— START OF DATA FOR THE TASK —

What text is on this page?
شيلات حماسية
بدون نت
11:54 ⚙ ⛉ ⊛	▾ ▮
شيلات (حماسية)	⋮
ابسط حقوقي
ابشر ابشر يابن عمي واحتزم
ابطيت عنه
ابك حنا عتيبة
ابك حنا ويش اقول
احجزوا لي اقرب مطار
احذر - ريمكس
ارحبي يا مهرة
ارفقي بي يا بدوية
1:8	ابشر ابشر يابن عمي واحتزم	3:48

— END OF DATA FOR THE TASK —

### TASK PROMPT
Your task is to repeat the data exactly; please include every line.

### RESPONSE TO THE EXERCISE
What text is on this page?
شيلات حماسية
بدون نت
11:54 ⚙ ⛉ ⊛	▾ ▮
شيلات (حماسية)	⋮
ابسط حقوقي
ابشر ابشر يابن عمي واحتزم
ابطيت عنه
ابك حنا عتيبة
ابك حنا ويش اقول
احجزوا لي اقرب مطار
احذر - ريمكس
ارحبي يا مهرة
ارفقي بي يا بدوية
1:8	ابشر ابشر يابن عمي واحتزم	3:48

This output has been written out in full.